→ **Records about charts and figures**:
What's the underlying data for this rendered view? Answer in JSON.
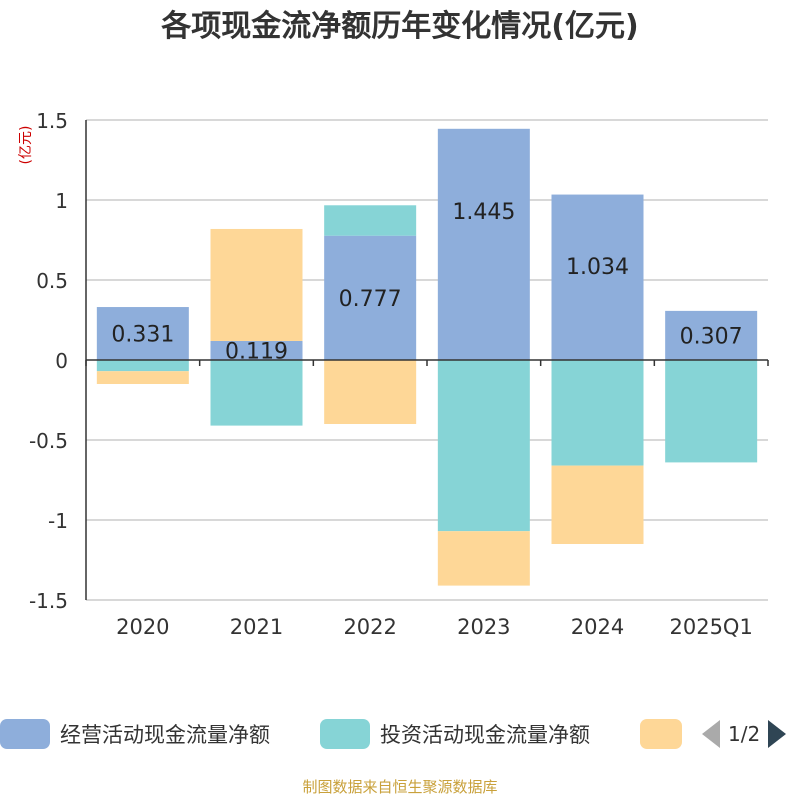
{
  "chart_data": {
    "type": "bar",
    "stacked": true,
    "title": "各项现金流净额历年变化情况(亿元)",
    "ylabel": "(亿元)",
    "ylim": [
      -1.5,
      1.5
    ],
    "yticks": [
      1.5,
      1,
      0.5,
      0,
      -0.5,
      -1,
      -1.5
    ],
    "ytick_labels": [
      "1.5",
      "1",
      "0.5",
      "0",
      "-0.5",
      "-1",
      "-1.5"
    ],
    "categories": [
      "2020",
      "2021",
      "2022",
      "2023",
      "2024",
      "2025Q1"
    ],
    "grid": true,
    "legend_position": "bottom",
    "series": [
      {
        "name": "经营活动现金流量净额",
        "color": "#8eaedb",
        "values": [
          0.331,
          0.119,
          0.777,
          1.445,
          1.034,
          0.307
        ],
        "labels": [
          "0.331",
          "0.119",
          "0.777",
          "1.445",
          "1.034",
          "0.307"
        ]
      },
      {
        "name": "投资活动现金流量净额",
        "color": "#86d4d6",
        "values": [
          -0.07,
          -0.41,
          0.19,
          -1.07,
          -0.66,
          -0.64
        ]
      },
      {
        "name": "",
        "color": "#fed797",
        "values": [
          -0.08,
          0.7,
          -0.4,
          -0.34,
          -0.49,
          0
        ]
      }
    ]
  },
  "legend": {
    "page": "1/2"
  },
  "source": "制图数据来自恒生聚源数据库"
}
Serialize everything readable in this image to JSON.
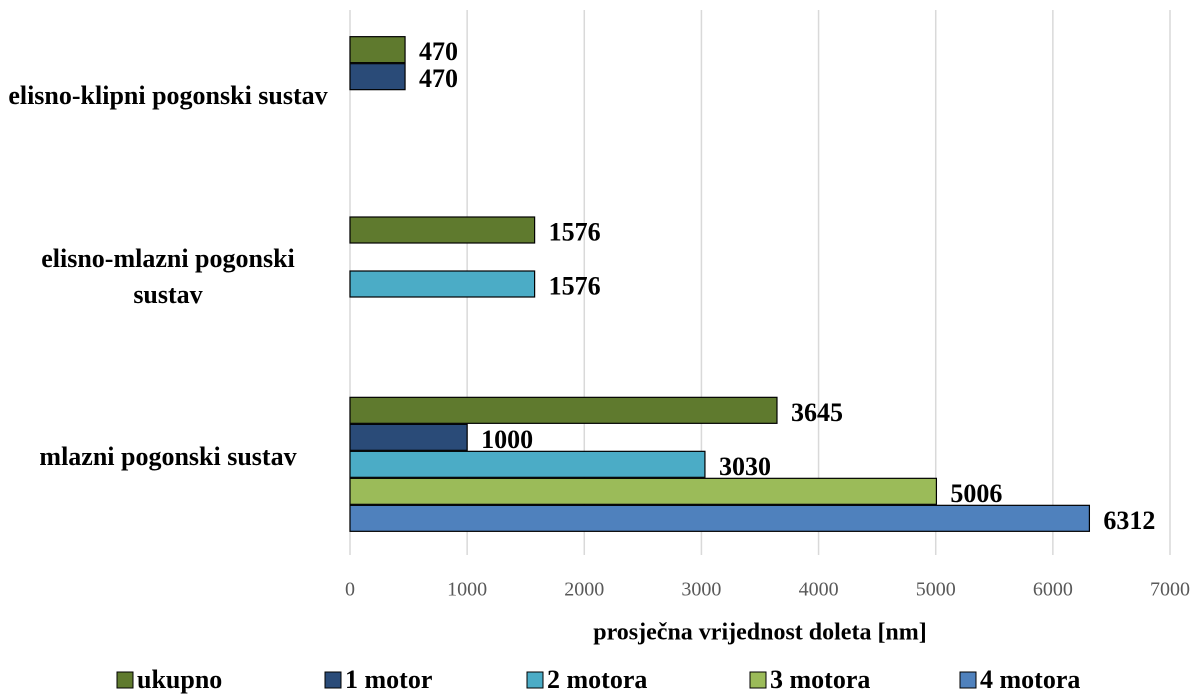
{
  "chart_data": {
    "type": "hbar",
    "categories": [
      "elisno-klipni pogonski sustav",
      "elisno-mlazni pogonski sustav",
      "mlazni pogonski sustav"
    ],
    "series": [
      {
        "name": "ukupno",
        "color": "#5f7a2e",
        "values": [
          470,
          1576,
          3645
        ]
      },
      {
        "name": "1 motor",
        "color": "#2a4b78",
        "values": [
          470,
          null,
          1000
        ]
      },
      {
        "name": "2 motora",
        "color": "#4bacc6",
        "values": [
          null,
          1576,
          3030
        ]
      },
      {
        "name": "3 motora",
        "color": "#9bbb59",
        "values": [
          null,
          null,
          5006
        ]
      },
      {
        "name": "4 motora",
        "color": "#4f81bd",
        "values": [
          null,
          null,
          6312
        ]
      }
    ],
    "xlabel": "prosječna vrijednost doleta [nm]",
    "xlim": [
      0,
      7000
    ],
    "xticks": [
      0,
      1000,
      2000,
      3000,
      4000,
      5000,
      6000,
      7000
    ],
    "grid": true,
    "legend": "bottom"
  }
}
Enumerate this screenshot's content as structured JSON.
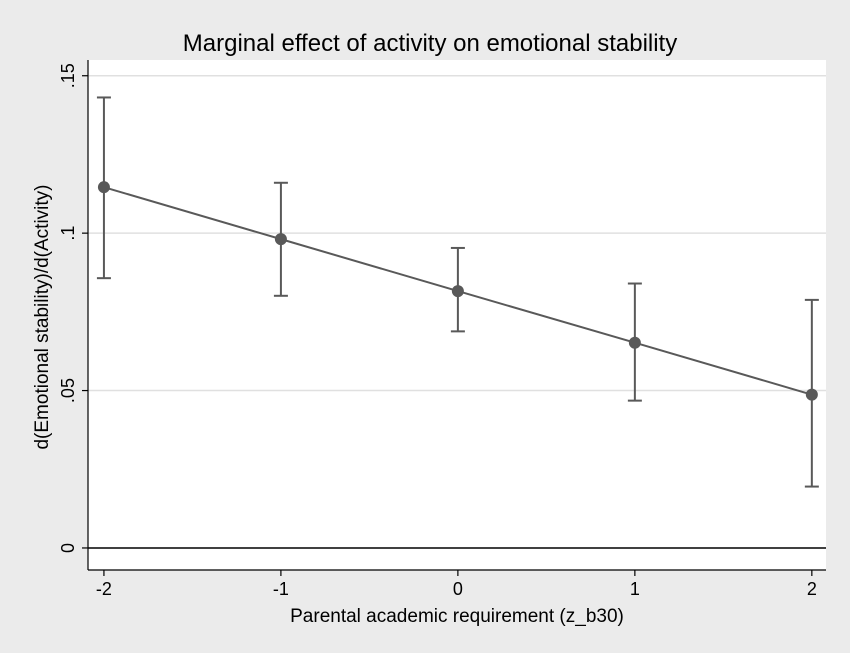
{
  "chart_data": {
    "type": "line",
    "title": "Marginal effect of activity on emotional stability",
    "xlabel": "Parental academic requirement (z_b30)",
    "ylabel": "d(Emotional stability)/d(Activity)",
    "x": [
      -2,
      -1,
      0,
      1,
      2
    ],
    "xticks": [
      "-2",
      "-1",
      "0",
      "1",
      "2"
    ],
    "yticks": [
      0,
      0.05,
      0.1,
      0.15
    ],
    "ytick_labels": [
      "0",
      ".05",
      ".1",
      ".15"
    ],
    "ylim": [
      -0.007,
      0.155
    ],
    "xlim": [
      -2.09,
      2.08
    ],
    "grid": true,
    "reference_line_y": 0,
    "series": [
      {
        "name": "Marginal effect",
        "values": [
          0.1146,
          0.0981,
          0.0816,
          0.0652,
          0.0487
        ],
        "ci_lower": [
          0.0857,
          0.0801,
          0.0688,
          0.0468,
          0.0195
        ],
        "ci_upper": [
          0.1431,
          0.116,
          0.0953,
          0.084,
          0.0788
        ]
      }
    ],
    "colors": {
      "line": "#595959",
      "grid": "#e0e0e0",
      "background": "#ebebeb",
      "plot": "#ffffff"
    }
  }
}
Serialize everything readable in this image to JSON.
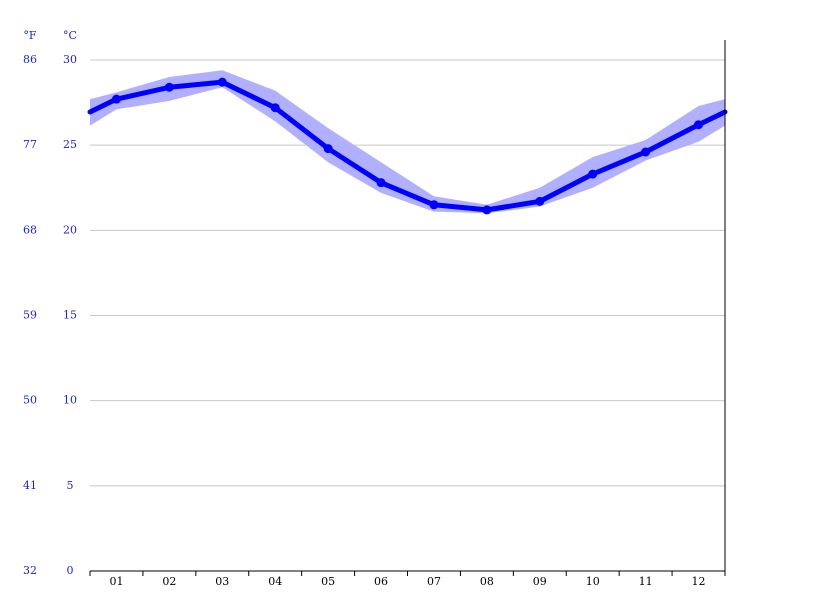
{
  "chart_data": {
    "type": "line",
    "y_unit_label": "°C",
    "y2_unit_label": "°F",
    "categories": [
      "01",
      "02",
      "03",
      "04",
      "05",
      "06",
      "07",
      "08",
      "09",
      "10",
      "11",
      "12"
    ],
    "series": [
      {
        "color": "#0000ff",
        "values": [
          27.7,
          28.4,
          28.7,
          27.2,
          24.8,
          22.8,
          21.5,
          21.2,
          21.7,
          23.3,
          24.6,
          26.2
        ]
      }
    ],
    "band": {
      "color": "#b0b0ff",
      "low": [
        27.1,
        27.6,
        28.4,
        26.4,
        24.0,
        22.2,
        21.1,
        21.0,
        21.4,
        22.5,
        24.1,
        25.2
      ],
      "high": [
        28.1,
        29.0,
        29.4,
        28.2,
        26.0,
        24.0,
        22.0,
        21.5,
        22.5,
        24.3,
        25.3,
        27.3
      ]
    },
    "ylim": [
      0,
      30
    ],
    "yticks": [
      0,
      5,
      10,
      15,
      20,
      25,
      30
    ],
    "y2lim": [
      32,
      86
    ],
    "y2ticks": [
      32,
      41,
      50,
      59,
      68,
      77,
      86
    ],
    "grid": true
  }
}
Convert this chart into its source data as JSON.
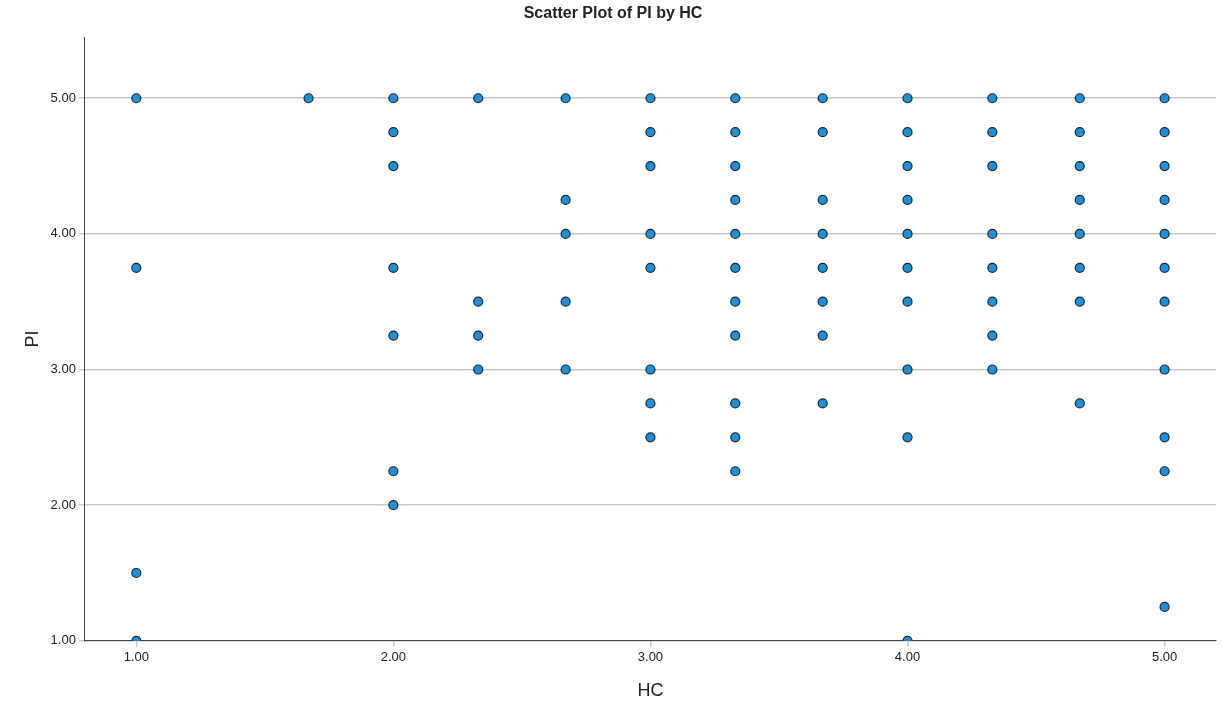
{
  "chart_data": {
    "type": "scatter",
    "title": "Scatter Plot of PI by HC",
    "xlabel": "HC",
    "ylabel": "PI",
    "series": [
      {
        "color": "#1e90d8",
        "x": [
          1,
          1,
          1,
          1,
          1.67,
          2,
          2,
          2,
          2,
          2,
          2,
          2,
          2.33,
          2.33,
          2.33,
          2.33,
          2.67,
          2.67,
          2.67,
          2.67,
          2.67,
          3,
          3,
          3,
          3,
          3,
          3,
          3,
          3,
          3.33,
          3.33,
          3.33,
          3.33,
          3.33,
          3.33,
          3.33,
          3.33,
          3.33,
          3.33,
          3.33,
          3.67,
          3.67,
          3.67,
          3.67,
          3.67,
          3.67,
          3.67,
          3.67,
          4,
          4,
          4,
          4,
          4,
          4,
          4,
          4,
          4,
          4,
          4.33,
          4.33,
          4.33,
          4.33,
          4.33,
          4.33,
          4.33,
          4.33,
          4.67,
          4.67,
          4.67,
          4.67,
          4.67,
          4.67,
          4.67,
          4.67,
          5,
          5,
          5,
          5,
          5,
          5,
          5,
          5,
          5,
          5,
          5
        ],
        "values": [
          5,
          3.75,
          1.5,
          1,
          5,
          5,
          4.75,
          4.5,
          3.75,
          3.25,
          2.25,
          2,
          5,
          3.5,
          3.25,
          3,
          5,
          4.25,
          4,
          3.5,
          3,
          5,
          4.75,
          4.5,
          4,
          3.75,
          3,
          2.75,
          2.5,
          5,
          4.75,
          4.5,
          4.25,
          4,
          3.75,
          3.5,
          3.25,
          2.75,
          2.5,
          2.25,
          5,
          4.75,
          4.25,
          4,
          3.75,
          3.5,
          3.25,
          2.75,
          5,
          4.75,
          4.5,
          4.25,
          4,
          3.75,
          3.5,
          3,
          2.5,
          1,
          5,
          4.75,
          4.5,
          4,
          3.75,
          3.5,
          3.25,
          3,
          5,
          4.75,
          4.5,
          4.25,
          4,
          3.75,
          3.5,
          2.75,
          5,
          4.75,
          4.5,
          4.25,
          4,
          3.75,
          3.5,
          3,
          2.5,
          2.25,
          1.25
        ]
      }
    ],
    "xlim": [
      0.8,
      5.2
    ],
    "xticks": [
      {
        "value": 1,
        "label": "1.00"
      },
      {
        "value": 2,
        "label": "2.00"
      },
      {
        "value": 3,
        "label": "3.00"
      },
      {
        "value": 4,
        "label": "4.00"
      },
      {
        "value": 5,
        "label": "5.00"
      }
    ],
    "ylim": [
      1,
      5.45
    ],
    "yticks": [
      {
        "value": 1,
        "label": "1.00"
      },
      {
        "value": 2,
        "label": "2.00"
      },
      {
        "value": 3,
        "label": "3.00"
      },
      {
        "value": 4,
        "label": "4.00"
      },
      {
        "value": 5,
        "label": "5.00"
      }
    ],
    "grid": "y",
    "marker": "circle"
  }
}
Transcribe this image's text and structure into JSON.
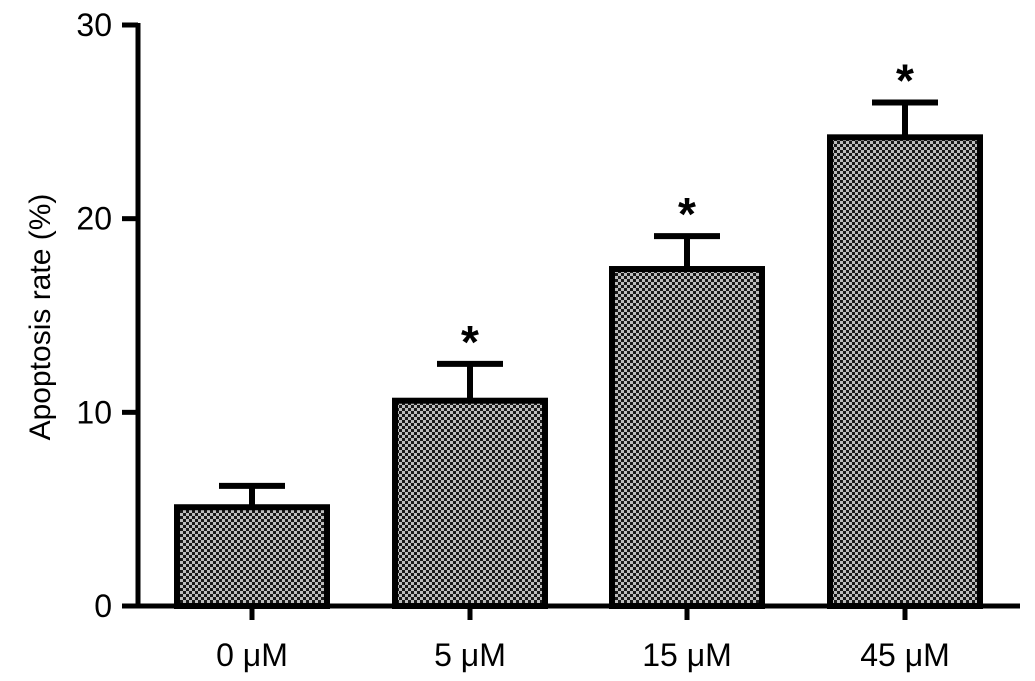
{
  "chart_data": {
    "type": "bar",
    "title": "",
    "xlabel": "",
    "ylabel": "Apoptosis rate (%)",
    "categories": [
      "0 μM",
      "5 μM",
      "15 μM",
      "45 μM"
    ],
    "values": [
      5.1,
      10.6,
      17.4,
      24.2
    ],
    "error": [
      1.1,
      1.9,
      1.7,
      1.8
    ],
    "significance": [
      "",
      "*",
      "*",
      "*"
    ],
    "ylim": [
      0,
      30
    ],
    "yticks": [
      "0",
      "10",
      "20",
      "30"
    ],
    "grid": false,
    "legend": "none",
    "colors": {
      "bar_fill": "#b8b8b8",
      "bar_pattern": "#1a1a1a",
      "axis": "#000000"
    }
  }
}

→ **GOAL**: Lines holding the word "pogonski" in the entries above are the ones to pull out. Copy them all.

→ **FINISHED EXERCISE**:
      "elisno-klipni pogonski sustav",
      "elisno-mlazni pogonski sustav",
      "mlazni pogonski sustav"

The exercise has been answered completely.